Description of the task.
Collect all lines from the listing that include the string "一岗双责".

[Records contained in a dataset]

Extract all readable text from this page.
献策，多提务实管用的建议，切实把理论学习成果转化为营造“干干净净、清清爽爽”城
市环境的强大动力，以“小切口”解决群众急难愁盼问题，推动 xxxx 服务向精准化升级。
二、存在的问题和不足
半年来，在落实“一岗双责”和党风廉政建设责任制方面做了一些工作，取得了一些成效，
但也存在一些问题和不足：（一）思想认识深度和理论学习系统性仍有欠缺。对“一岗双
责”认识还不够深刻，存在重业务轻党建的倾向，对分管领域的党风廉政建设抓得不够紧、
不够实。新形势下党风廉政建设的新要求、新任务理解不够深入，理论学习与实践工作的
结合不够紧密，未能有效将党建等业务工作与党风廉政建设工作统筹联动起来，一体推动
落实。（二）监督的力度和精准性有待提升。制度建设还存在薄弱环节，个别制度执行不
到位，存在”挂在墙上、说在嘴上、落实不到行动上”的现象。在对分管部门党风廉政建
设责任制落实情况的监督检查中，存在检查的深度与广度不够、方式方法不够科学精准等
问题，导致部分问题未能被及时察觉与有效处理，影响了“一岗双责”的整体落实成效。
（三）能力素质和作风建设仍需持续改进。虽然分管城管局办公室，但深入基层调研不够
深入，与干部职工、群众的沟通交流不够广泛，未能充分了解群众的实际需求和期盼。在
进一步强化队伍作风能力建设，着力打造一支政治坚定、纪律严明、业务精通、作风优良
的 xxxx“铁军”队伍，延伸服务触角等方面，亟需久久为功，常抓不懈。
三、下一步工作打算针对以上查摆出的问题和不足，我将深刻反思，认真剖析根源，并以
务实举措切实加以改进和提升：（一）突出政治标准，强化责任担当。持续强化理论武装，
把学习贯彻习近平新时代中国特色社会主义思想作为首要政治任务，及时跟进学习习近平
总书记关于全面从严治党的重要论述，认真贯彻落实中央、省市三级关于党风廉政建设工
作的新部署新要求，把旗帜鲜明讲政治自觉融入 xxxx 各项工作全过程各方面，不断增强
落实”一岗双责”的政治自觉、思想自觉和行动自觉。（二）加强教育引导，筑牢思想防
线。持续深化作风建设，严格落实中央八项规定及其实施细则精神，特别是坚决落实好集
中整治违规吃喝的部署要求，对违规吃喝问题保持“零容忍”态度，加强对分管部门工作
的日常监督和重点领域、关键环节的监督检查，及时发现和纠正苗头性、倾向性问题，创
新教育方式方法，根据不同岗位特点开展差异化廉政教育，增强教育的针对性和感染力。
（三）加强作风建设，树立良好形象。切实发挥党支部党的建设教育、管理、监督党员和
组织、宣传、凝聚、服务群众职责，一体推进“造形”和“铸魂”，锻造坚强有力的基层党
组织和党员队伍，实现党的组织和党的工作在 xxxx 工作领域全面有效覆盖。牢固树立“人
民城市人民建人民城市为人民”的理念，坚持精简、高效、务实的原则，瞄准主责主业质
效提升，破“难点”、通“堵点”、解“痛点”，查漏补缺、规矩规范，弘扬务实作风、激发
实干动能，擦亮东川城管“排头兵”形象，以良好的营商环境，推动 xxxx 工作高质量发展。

Problem solution.
半年来，在落实“一岗双责”和党风廉政建设责任制方面做了一些工作，取得了一些成效，
问题，导致部分问题未能被及时察觉与有效处理，影响了“一岗双责”的整体落实成效。
落实”一岗双责”的政治自觉、思想自觉和行动自觉。（二）加强教育引导，筑牢思想防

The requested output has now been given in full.